======== GIVEN DATA

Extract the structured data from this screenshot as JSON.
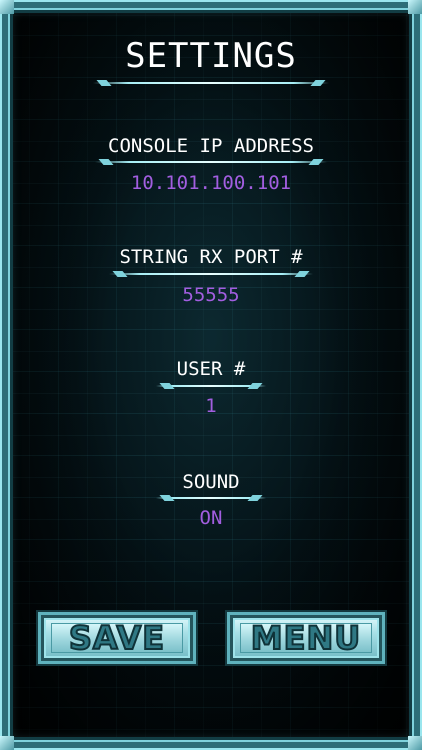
{
  "title": "SETTINGS",
  "fields": [
    {
      "label": "CONSOLE IP ADDRESS",
      "value": "10.101.100.101"
    },
    {
      "label": "STRING RX PORT #",
      "value": "55555"
    },
    {
      "label": "USER #",
      "value": "1"
    },
    {
      "label": "SOUND",
      "value": "ON"
    }
  ],
  "buttons": {
    "save_label": "SAVE",
    "menu_label": "MENU"
  },
  "colors": {
    "value": "#a25ee0",
    "label": "#ffffff",
    "frame": "#2d6e78",
    "button": "#a6dfe6"
  }
}
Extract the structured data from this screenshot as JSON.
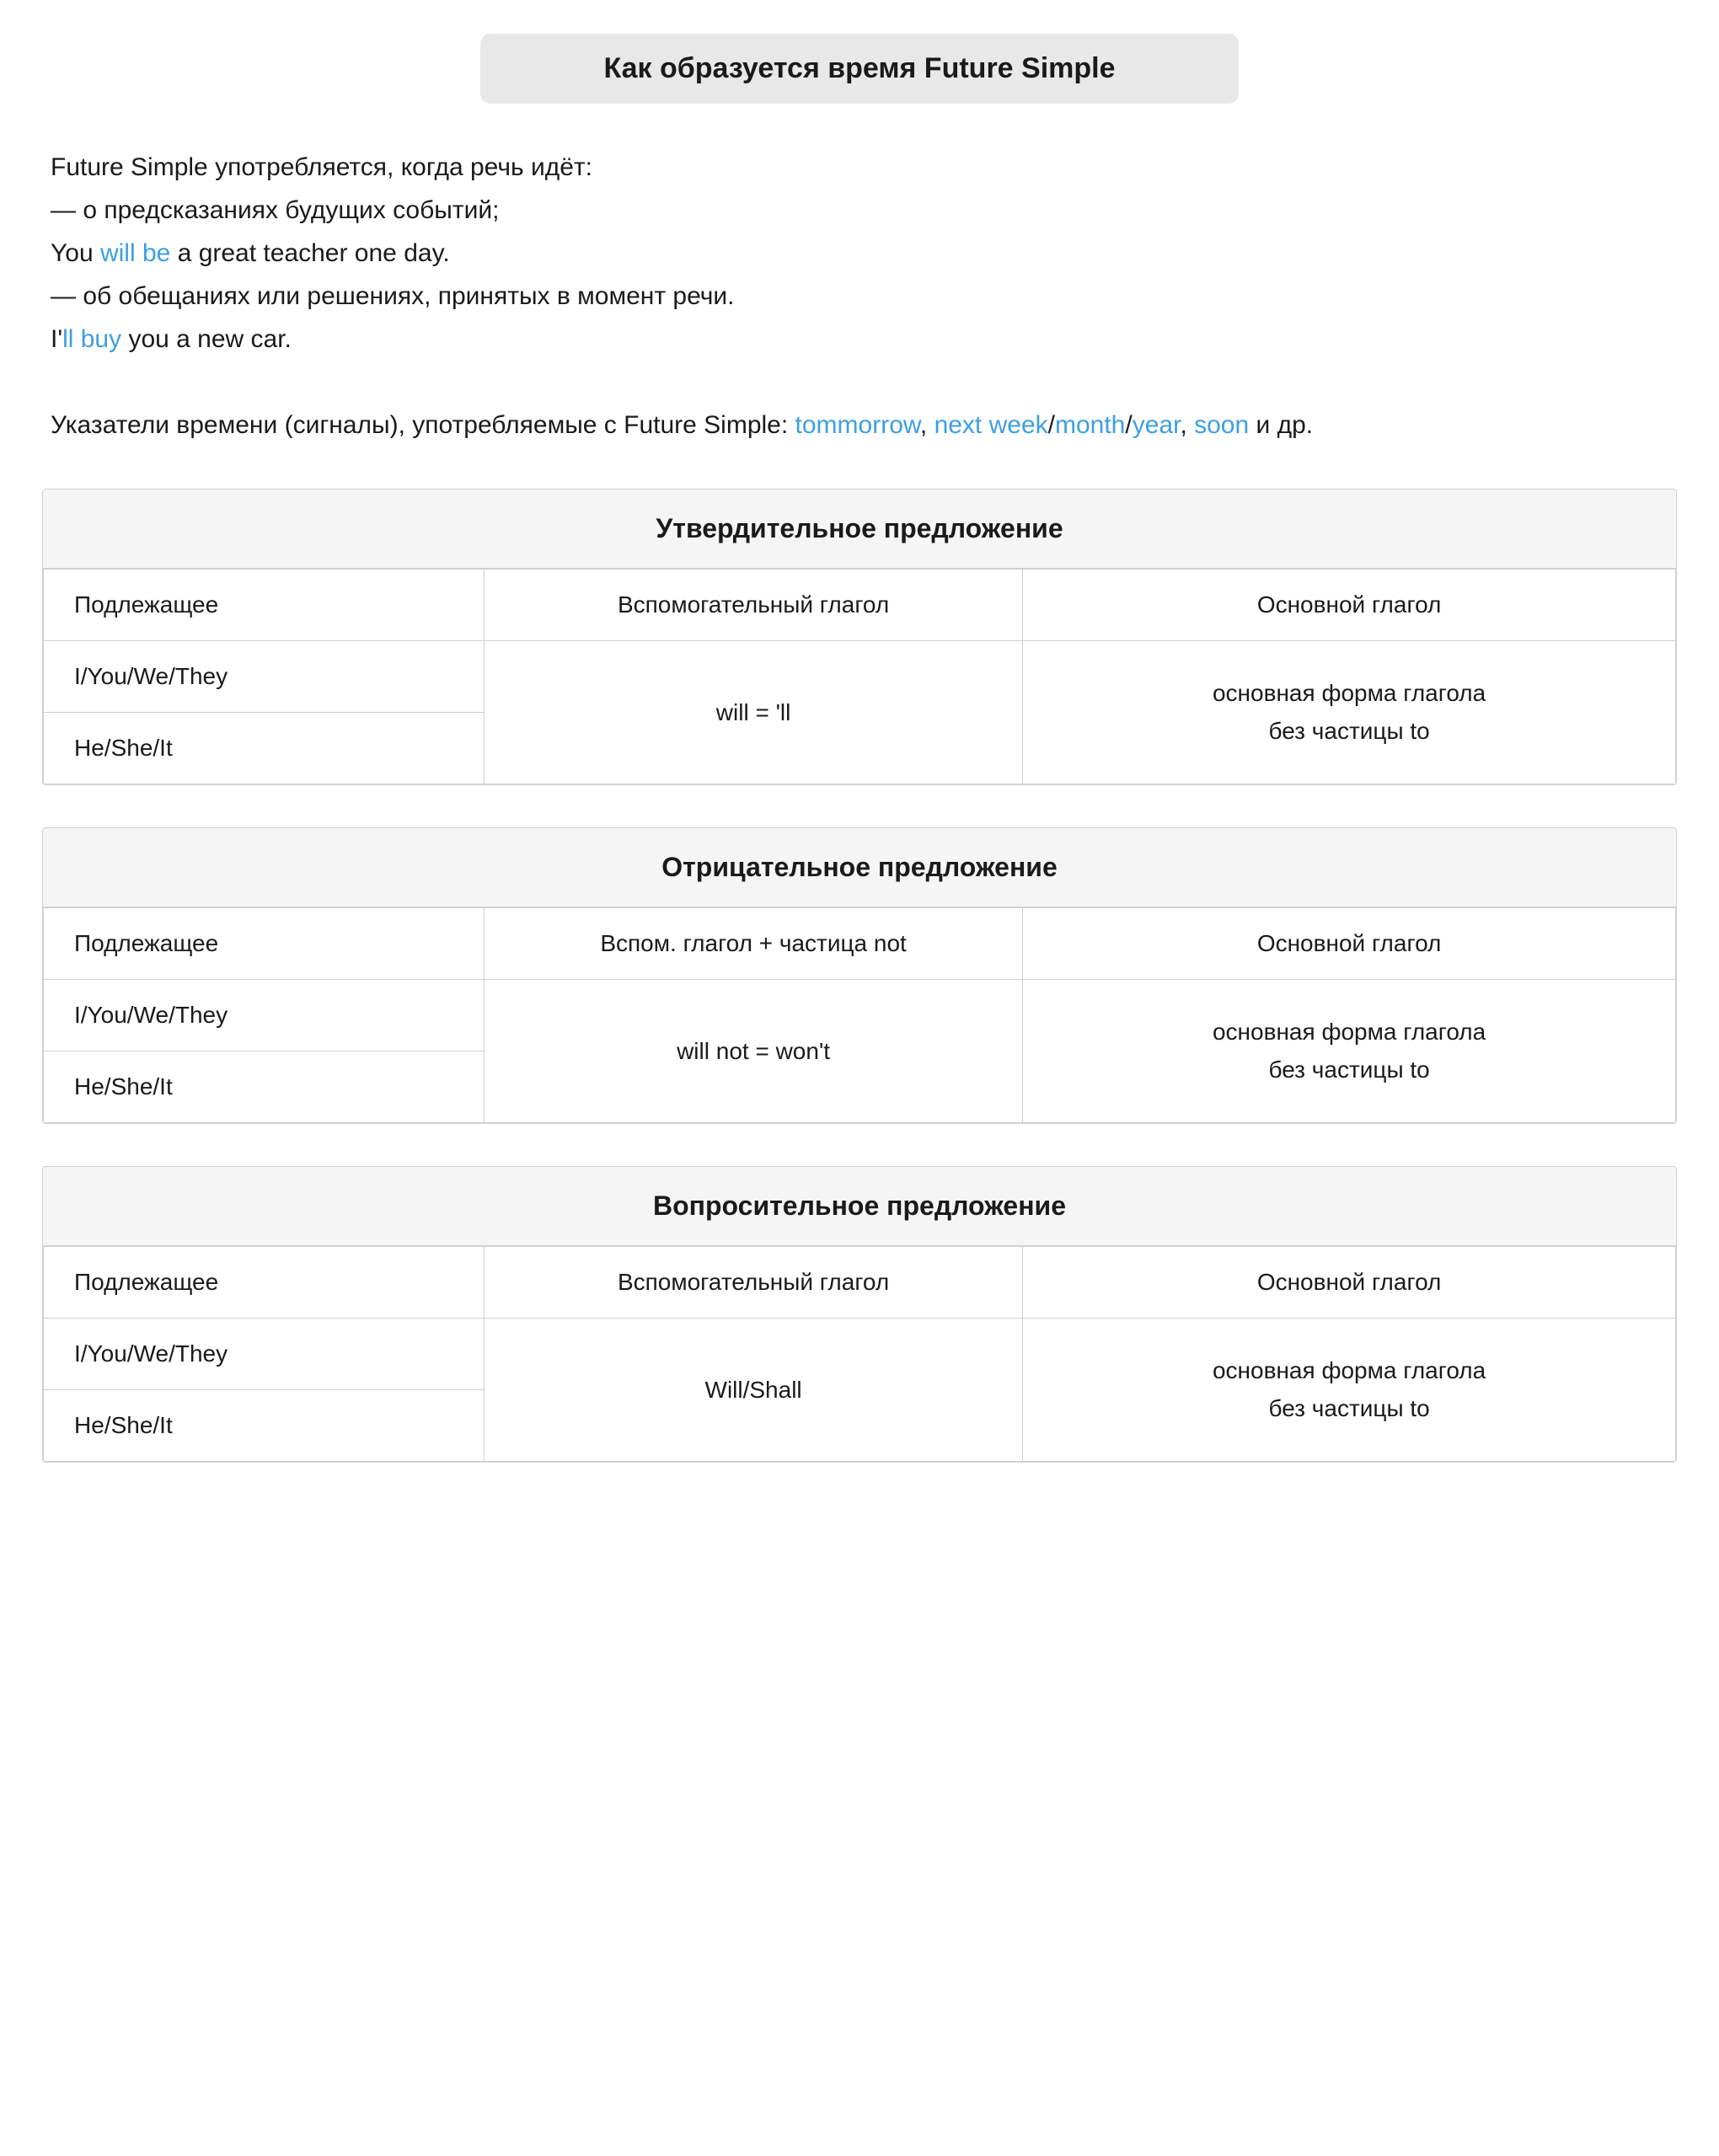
{
  "page": {
    "title": "Как образуется время Future Simple",
    "intro": {
      "line1": "Future Simple употребляется, когда речь идёт:",
      "line2": "— о предсказаниях будущих событий;",
      "line3_prefix": "You ",
      "line3_blue": "will be",
      "line3_suffix": " a great teacher one day.",
      "line4": "— об обещаниях или решениях, принятых в момент речи.",
      "line5_prefix": "I'",
      "line5_blue": "ll buy",
      "line5_suffix": " you a new car.",
      "line6_prefix": "Указатели времени (сигналы), употребляемые с Future Simple: ",
      "time_signals": [
        {
          "text": "tommorrow",
          "blue": true
        },
        {
          "text": ", "
        },
        {
          "text": "next week",
          "blue": true
        },
        {
          "text": "/"
        },
        {
          "text": "month",
          "blue": true
        },
        {
          "text": "/"
        },
        {
          "text": "year",
          "blue": true
        },
        {
          "text": ", "
        },
        {
          "text": "soon",
          "blue": true
        },
        {
          "text": " и др."
        }
      ]
    },
    "sections": [
      {
        "id": "affirmative",
        "header": "Утвердительное предложение",
        "col1": "Подлежащее",
        "col2": "Вспомогательный глагол",
        "col3": "Основной глагол",
        "subject1": "I/You/We/They",
        "subject2": "He/She/It",
        "aux": "will = 'll",
        "main": "основная форма глагола\nбез частицы to"
      },
      {
        "id": "negative",
        "header": "Отрицательное предложение",
        "col1": "Подлежащее",
        "col2": "Вспом. глагол + частица not",
        "col3": "Основной глагол",
        "subject1": "I/You/We/They",
        "subject2": "He/She/It",
        "aux": "will not = won't",
        "main": "основная форма глагола\nбез частицы to"
      },
      {
        "id": "interrogative",
        "header": "Вопросительное предложение",
        "col1": "Подлежащее",
        "col2": "Вспомогательный глагол",
        "col3": "Основной глагол",
        "subject1": "I/You/We/They",
        "subject2": "He/She/It",
        "aux": "Will/Shall",
        "main": "основная форма глагола\nбез частицы to"
      }
    ]
  }
}
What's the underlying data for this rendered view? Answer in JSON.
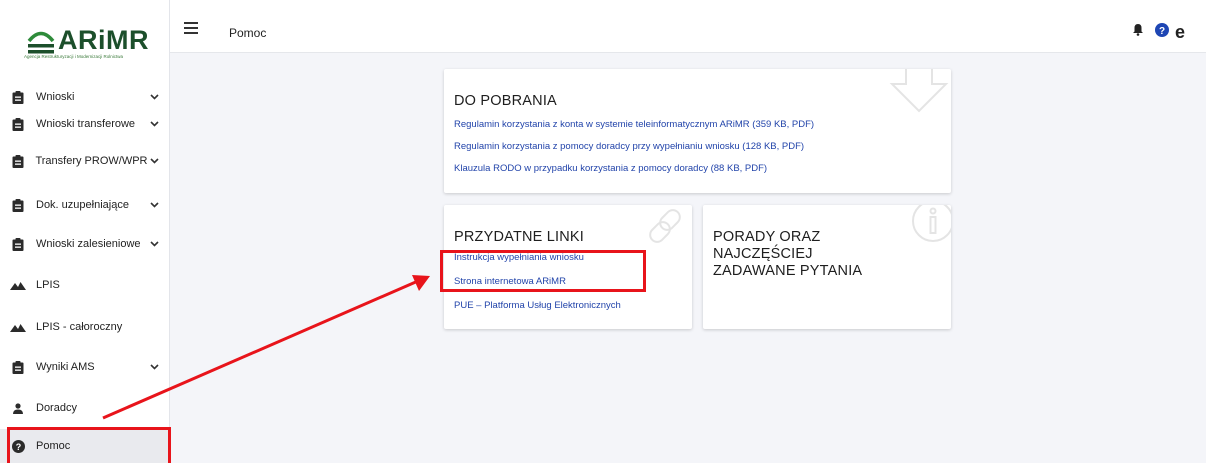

================

OBJECTIVE
Work out how many lines above have the string "Simple" in them, and give only the number.

THE RESULT
3